[Work to complete]
Please lay out these lines as a Markdown table with two columns, No. and Line, giving each line its own numbered row and leaving out any blank lines.

[Raw records]
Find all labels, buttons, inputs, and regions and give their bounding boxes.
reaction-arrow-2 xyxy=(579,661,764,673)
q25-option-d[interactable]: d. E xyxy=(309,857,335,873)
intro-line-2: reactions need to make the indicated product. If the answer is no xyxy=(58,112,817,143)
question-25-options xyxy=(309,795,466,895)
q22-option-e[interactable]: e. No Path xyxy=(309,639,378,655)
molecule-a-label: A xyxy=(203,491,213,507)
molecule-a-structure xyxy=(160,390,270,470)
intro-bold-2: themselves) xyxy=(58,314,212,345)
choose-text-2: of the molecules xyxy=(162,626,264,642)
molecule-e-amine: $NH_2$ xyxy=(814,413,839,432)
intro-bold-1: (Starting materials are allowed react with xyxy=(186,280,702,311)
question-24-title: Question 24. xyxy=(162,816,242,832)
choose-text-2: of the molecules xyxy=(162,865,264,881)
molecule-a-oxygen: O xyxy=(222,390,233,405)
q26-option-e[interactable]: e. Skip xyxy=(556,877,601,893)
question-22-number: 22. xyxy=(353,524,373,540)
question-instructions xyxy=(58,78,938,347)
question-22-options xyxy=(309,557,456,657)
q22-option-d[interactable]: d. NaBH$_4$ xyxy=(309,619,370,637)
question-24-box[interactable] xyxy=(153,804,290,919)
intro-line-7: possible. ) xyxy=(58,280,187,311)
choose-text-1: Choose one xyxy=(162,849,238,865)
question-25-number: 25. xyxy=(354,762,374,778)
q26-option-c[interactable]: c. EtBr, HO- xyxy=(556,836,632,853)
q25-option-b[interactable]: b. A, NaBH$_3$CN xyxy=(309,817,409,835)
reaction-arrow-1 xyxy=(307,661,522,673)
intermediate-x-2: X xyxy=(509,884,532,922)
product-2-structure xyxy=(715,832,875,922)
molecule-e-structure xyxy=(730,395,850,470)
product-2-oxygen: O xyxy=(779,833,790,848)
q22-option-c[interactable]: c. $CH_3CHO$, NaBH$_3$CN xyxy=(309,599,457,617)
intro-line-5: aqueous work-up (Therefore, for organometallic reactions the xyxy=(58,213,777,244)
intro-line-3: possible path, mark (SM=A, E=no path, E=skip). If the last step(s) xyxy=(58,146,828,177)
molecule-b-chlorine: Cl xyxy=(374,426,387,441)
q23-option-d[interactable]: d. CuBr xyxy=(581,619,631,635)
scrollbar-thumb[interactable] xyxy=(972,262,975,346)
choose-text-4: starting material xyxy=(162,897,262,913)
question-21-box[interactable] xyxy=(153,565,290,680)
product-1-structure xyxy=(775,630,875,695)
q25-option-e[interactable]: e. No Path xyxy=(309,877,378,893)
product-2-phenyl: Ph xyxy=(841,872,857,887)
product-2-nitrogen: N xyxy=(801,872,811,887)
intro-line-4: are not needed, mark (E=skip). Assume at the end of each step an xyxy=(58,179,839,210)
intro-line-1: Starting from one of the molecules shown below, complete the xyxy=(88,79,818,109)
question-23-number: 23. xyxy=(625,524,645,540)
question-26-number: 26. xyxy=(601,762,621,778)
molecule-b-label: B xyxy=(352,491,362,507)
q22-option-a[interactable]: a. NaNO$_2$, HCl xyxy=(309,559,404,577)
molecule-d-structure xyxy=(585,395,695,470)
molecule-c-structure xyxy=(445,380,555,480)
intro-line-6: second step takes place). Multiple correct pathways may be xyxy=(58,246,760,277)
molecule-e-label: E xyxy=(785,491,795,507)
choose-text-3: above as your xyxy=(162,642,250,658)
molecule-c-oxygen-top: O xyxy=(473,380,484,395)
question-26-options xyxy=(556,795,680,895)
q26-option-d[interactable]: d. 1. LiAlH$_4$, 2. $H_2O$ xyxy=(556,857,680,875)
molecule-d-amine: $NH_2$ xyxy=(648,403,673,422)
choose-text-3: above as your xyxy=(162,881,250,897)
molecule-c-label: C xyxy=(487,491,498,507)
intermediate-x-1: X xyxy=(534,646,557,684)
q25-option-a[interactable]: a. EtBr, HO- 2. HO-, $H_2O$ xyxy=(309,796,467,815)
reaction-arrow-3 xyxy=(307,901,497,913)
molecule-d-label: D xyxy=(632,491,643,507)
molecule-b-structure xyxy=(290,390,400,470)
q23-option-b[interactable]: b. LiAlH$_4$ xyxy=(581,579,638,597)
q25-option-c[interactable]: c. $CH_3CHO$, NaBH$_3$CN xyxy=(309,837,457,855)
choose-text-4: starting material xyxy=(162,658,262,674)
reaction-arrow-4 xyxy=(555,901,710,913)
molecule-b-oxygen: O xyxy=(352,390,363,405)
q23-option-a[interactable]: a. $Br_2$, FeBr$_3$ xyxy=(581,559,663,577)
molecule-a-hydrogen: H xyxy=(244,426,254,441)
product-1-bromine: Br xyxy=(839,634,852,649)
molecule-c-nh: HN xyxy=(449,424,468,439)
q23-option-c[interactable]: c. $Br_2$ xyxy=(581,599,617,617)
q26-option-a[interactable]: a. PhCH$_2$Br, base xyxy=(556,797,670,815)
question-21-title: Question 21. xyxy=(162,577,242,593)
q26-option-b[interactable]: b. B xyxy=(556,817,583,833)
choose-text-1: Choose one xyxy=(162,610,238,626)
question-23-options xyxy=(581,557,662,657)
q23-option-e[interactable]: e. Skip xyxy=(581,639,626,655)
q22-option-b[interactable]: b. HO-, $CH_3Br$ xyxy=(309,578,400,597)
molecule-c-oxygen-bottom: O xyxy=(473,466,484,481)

[The reply]
| No. | Line |
|---|---|
| 1 | Find all labels, buttons, inputs, and regions and give their bounding boxes. |
| 2 | reaction-arrow-2 xyxy=(579,661,764,673) |
| 3 | q25-option-d[interactable]: d. E xyxy=(309,857,335,873) |
| 4 | intro-line-2: reactions need to make the indicated product. If the answer is no xyxy=(58,112,817,143) |
| 5 | question-25-options xyxy=(309,795,466,895) |
| 6 | q22-option-e[interactable]: e. No Path xyxy=(309,639,378,655) |
| 7 | molecule-a-label: A xyxy=(203,491,213,507) |
| 8 | molecule-a-structure xyxy=(160,390,270,470) |
| 9 | intro-bold-2: themselves) xyxy=(58,314,212,345) |
| 10 | choose-text-2: of the molecules xyxy=(162,626,264,642) |
| 11 | molecule-e-amine: $NH_2$ xyxy=(814,413,839,432) |
| 12 | intro-bold-1: (Starting materials are allowed react with xyxy=(186,280,702,311) |
| 13 | question-24-title: Question 24. xyxy=(162,816,242,832) |
| 14 | choose-text-2: of the molecules xyxy=(162,865,264,881) |
| 15 | molecule-a-oxygen: O xyxy=(222,390,233,405) |
| 16 | q26-option-e[interactable]: e. Skip xyxy=(556,877,601,893) |
| 17 | question-22-number: 22. xyxy=(353,524,373,540) |
| 18 | question-instructions xyxy=(58,78,938,347) |
| 19 | question-22-options xyxy=(309,557,456,657) |
| 20 | q22-option-d[interactable]: d. NaBH$_4$ xyxy=(309,619,370,637) |
| 21 | question-24-box[interactable] xyxy=(153,804,290,919) |
| 22 | intro-line-7: possible. ) xyxy=(58,280,187,311) |
| 23 | choose-text-1: Choose one xyxy=(162,849,238,865) |
| 24 | question-25-number: 25. xyxy=(354,762,374,778) |
| 25 | q26-option-c[interactable]: c. EtBr, HO- xyxy=(556,836,632,853) |
| 26 | q25-option-b[interactable]: b. A, NaBH$_3$CN xyxy=(309,817,409,835) |
| 27 | reaction-arrow-1 xyxy=(307,661,522,673) |
| 28 | intermediate-x-2: X xyxy=(509,884,532,922) |
| 29 | product-2-structure xyxy=(715,832,875,922) |
| 30 | molecule-e-structure xyxy=(730,395,850,470) |
| 31 | product-2-oxygen: O xyxy=(779,833,790,848) |
| 32 | q22-option-c[interactable]: c. $CH_3CHO$, NaBH$_3$CN xyxy=(309,599,457,617) |
| 33 | intro-line-5: aqueous work-up (Therefore, for organometallic reactions the xyxy=(58,213,777,244) |
| 34 | intro-line-3: possible path, mark (SM=A, E=no path, E=skip). If the last step(s) xyxy=(58,146,828,177) |
| 35 | molecule-b-chlorine: Cl xyxy=(374,426,387,441) |
| 36 | q23-option-d[interactable]: d. CuBr xyxy=(581,619,631,635) |
| 37 | scrollbar-thumb[interactable] xyxy=(972,262,975,346) |
| 38 | choose-text-4: starting material xyxy=(162,897,262,913) |
| 39 | question-21-box[interactable] xyxy=(153,565,290,680) |
| 40 | product-1-structure xyxy=(775,630,875,695) |
| 41 | q25-option-e[interactable]: e. No Path xyxy=(309,877,378,893) |
| 42 | product-2-phenyl: Ph xyxy=(841,872,857,887) |
| 43 | product-2-nitrogen: N xyxy=(801,872,811,887) |
| 44 | intro-line-4: are not needed, mark (E=skip). Assume at the end of each step an xyxy=(58,179,839,210) |
| 45 | intro-line-1: Starting from one of the molecules shown below, complete the xyxy=(88,79,818,109) |
| 46 | question-23-number: 23. xyxy=(625,524,645,540) |
| 47 | question-26-number: 26. xyxy=(601,762,621,778) |
| 48 | molecule-b-label: B xyxy=(352,491,362,507) |
| 49 | q22-option-a[interactable]: a. NaNO$_2$, HCl xyxy=(309,559,404,577) |
| 50 | molecule-d-structure xyxy=(585,395,695,470) |
| 51 | molecule-c-structure xyxy=(445,380,555,480) |
| 52 | intro-line-6: second step takes place). Multiple correct pathways may be xyxy=(58,246,760,277) |
| 53 | molecule-e-label: E xyxy=(785,491,795,507) |
| 54 | choose-text-3: above as your xyxy=(162,642,250,658) |
| 55 | molecule-c-oxygen-top: O xyxy=(473,380,484,395) |
| 56 | question-26-options xyxy=(556,795,680,895) |
| 57 | q26-option-d[interactable]: d. 1. LiAlH$_4$, 2. $H_2O$ xyxy=(556,857,680,875) |
| 58 | molecule-d-amine: $NH_2$ xyxy=(648,403,673,422) |
| 59 | choose-text-3: above as your xyxy=(162,881,250,897) |
| 60 | molecule-c-label: C xyxy=(487,491,498,507) |
| 61 | intermediate-x-1: X xyxy=(534,646,557,684) |
| 62 | q25-option-a[interactable]: a. EtBr, HO- 2. HO-, $H_2O$ xyxy=(309,796,467,815) |
| 63 | reaction-arrow-3 xyxy=(307,901,497,913) |
| 64 | molecule-d-label: D xyxy=(632,491,643,507) |
| 65 | molecule-b-structure xyxy=(290,390,400,470) |
| 66 | q23-option-b[interactable]: b. LiAlH$_4$ xyxy=(581,579,638,597) |
| 67 | q25-option-c[interactable]: c. $CH_3CHO$, NaBH$_3$CN xyxy=(309,837,457,855) |
| 68 | choose-text-4: starting material xyxy=(162,658,262,674) |
| 69 | reaction-arrow-4 xyxy=(555,901,710,913) |
| 70 | molecule-b-oxygen: O xyxy=(352,390,363,405) |
| 71 | q23-option-a[interactable]: a. $Br_2$, FeBr$_3$ xyxy=(581,559,663,577) |
| 72 | molecule-a-hydrogen: H xyxy=(244,426,254,441) |
| 73 | product-1-bromine: Br xyxy=(839,634,852,649) |
| 74 | molecule-c-nh: HN xyxy=(449,424,468,439) |
| 75 | q23-option-c[interactable]: c. $Br_2$ xyxy=(581,599,617,617) |
| 76 | q26-option-a[interactable]: a. PhCH$_2$Br, base xyxy=(556,797,670,815) |
| 77 | question-21-title: Question 21. xyxy=(162,577,242,593) |
| 78 | q26-option-b[interactable]: b. B xyxy=(556,817,583,833) |
| 79 | choose-text-1: Choose one xyxy=(162,610,238,626) |
| 80 | question-23-options xyxy=(581,557,662,657) |
| 81 | q23-option-e[interactable]: e. Skip xyxy=(581,639,626,655) |
| 82 | q22-option-b[interactable]: b. HO-, $CH_3Br$ xyxy=(309,578,400,597) |
| 83 | molecule-c-oxygen-bottom: O xyxy=(473,466,484,481) |